ОТРЫВОК ТЕКСТА:
------------------------------------------------------------------------

Исключительно мужественное выступление цельного и честного человека.
Б. В. Громов:
— Я, конечно, понимал, что выступление на суде станет концом моей военной карьеры, и был к этому готов. Служить в таком Министерстве обороны, которое создали Ельцин и Грачев, я не мог и не хотел.
Все, что тогда творилось, иначе как преступлением назвать нельзя. И не только суд над членами ГКЧП, настоящую тревогу и возмущение вызывало то, что творилось в Чечне.
1993 год. Штурм Белого дома! Мы и тут отличились. Даже поджог рейхстага не идет в сравнение.
В эти дни мне было поручено встретить министра обороны Норвегии. Позже он стал министром иностранных дел этой страны. Ехали мы из Министерства обороны за город, в отведенную ему резиденцию, и как раз по Кутузовскому. Здание Верховного Совета было оцеплено и окружено по периметру колючей проволокой.
Я просто об этом забыл. Если бы помнил, то повез бы гостя по другой дороге.
Проезжаем, смотрю, у министра вытянулось лицо, спрашивает, что это такое, и показывает на заграждения из колючей проволоки. В центре Москвы, прямо на асфальте, эти мотки колючей проволоки, то, что называется спираль Бруно, мешки с песком, за которыми вооруженные люди.
Пришлось на ходу что-то придумывать. Сказал, что проводятся военные учения в условиях города.
Расстрел Белого дома был в понедельник, а в воскресенье мы с женой были в гостях на даче в Баковке. На этой встрече были актриса Наташа Селезнева, режиссер Галина Волчек и еще кое-кто из интересных и приятных людей. За разговором время бежало незаметно. Часов в пять мы с женой стали собираться домой. Весь вечер нас не покидало неприятное предчувствие. Что-то должно случиться очень нехорошее. Приезжаем домой, нас встречает перепуганная теща, жалуется: «Стоит только вам уехать, как все телефоны начинают разрываться, а я не знаю, что отвечать!!»

------------------------------------------------------------------------

ИСХОДНЫЕ СТРОКИ:
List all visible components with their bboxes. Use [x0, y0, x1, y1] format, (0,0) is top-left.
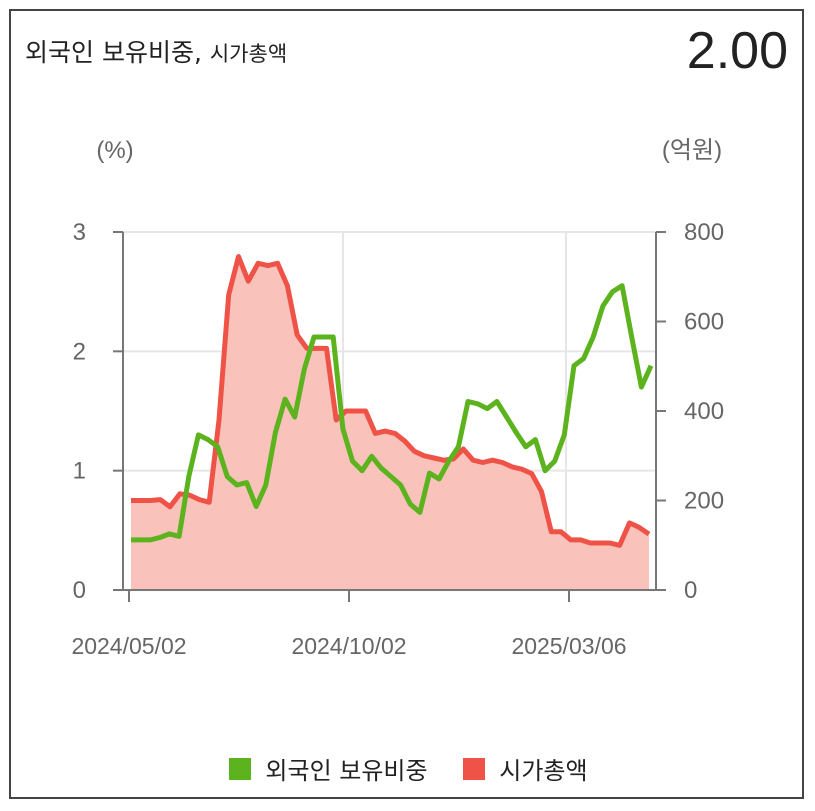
title-separator: ,: [193, 38, 202, 67]
legend-swatch-market-cap: [463, 757, 486, 780]
legend: 외국인 보유비중 시가총액: [11, 751, 806, 786]
market-cap-area: [131, 256, 649, 590]
left-tick-label: 3: [73, 219, 86, 246]
chart-card: 외국인 보유비중, 시가총액 2.00 0 1 2 3 0 200 400 600 800 (%)…: [9, 9, 804, 799]
left-tick-label: 1: [73, 458, 86, 485]
legend-label-foreign-ratio: 외국인 보유비중: [265, 757, 428, 785]
foreign-ratio-line: [131, 283, 654, 543]
legend-label-market-cap: 시가총액: [499, 757, 588, 785]
legend-item-market-cap[interactable]: 시가총액: [463, 751, 588, 786]
left-tick-label: 2: [73, 338, 86, 365]
left-axis-unit: (%): [96, 137, 133, 164]
right-tick-label: 800: [684, 219, 724, 246]
current-value: 2.00: [686, 22, 788, 80]
x-tick-label: 2025/03/06: [511, 633, 626, 659]
market-cap-line: [131, 254, 651, 548]
left-tick-label: 0: [73, 577, 86, 604]
title-sub: 시가총액: [209, 42, 288, 66]
right-axis-unit: (억원): [662, 137, 722, 164]
legend-item-foreign-ratio[interactable]: 외국인 보유비중: [229, 751, 428, 786]
chart-svg: 0 1 2 3 0 200 400 600 800 (%) (억원) 2024/05/02 2024/1…: [71, 137, 724, 659]
right-tick-label: 600: [684, 309, 724, 336]
legend-swatch-foreign-ratio: [229, 757, 252, 780]
right-tick-label: 200: [684, 488, 724, 515]
title-main: 외국인 보유비중: [25, 38, 194, 67]
right-tick-label: 400: [684, 398, 724, 425]
right-tick-label: 0: [684, 577, 697, 604]
chart-title: 외국인 보유비중, 시가총액: [25, 33, 287, 69]
x-tick-label: 2024/05/02: [71, 633, 186, 659]
x-tick-label: 2024/10/02: [291, 633, 406, 659]
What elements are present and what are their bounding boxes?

------------------------------------------------------------------------

ЦЕЛЬ ЗАДАНИЯ: Повторите дословно часть отрывка текста: всё от слов «1993 год. Штурм» вплоть до слов «которыми вооруженные люди.» включительно.

РЕЗУЛЬТАТ ЗАДАНИЯ:
1993 год. Штурм Белого дома! Мы и тут отличились. Даже поджог рейхстага не идет в сравнение.
В эти дни мне было поручено встретить министра обороны Норвегии. Позже он стал министром иностранных дел этой страны. Ехали мы из Министерства обороны за город, в отведенную ему резиденцию, и как раз по Кутузовскому. Здание Верховного Совета было оцеплено и окружено по периметру колючей проволокой.
Я просто об этом забыл. Если бы помнил, то повез бы гостя по другой дороге.
Проезжаем, смотрю, у министра вытянулось лицо, спрашивает, что это такое, и показывает на заграждения из колючей проволоки. В центре Москвы, прямо на асфальте, эти мотки колючей проволоки, то, что называется спираль Бруно, мешки с песком, за которыми вооруженные люди.